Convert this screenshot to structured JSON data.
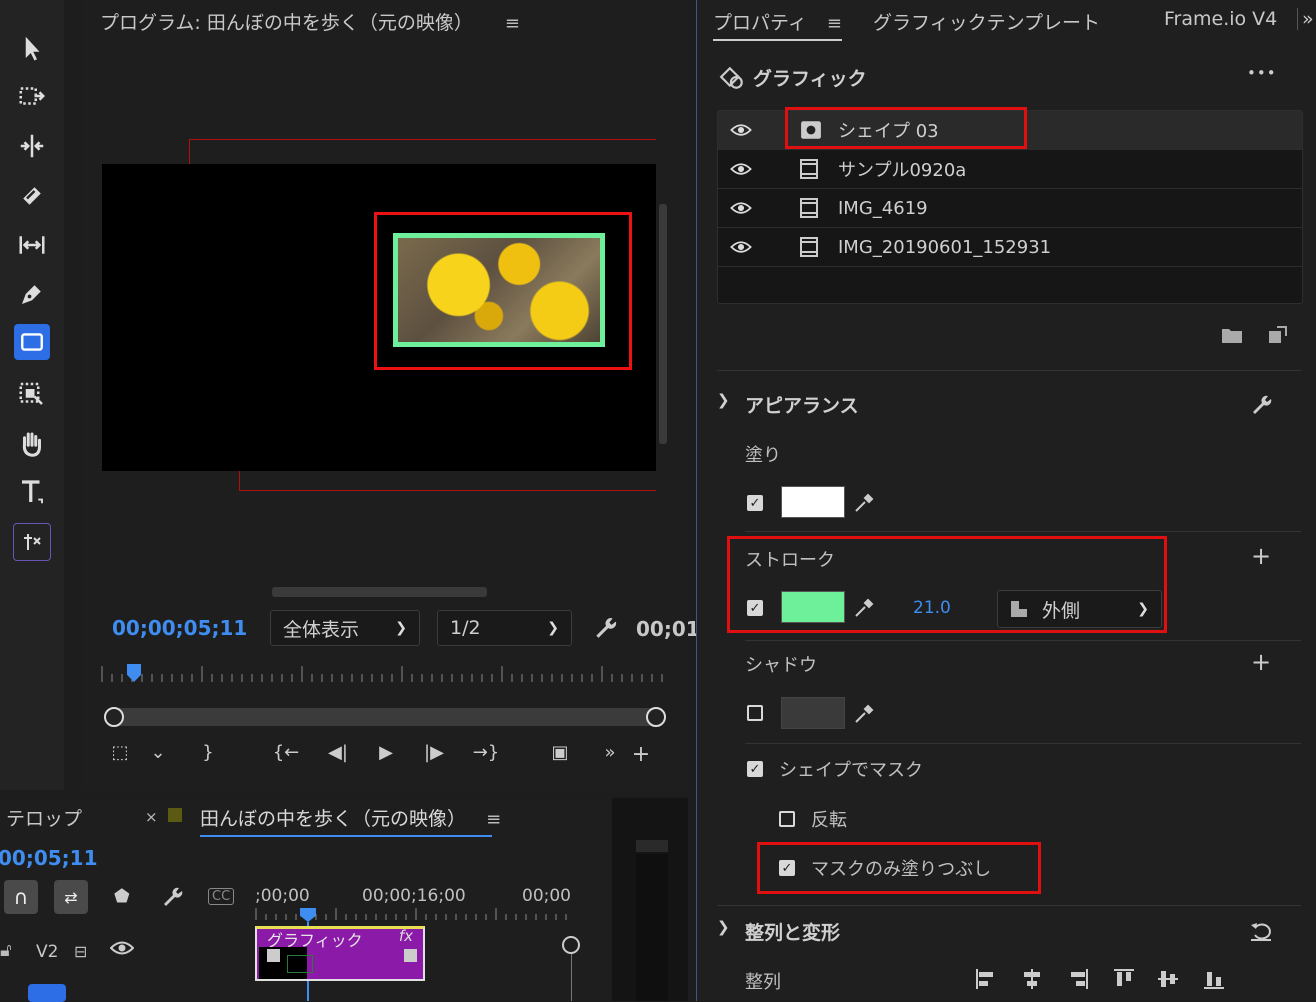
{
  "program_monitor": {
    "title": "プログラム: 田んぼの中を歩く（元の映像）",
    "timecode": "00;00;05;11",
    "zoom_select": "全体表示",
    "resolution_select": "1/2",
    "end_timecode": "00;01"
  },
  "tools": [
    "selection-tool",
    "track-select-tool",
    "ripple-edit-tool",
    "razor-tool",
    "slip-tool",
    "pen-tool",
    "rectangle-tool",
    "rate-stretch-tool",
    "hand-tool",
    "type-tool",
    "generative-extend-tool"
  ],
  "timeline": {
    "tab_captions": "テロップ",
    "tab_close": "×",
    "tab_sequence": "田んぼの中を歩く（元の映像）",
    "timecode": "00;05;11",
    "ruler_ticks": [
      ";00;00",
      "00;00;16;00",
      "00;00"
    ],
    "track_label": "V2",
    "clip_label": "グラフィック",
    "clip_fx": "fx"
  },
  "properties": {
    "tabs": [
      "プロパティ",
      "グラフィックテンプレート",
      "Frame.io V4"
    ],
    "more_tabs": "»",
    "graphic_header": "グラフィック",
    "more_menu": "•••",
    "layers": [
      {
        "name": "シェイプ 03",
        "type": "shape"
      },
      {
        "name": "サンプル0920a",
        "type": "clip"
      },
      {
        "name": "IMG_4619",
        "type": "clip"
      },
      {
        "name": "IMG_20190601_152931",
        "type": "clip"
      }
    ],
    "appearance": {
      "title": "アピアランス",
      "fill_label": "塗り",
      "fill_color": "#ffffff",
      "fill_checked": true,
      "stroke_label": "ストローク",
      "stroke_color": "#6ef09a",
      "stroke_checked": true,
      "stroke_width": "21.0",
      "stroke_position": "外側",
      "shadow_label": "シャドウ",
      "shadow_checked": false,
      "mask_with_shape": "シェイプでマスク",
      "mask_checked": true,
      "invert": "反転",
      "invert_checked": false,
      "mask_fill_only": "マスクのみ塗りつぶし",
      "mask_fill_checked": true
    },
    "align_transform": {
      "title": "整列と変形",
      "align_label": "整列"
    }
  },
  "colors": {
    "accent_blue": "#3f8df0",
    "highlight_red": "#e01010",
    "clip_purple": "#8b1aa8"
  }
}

------------

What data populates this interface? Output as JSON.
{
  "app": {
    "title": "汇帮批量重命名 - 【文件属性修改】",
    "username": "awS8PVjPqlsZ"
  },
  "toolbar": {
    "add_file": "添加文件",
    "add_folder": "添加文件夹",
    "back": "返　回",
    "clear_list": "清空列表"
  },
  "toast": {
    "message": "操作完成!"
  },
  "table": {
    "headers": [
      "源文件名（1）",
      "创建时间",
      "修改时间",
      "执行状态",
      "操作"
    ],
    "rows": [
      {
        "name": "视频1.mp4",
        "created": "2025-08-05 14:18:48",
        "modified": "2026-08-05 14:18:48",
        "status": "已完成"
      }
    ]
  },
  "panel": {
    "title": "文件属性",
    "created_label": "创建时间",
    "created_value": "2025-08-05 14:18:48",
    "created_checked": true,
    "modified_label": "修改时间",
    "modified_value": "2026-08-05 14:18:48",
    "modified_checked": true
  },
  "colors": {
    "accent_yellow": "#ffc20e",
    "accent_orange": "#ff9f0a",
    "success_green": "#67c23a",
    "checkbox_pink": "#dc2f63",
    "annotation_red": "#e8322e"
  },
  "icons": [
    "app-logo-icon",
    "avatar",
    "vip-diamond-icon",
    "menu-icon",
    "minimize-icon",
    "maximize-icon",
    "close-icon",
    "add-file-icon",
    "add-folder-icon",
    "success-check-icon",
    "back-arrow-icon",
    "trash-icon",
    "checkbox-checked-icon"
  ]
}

------------

§ Description of the task
Return every line containing "JSON".

§ Complete response
Convert this screenshot to structured JSON data.
What data populates this interface? Output as JSON.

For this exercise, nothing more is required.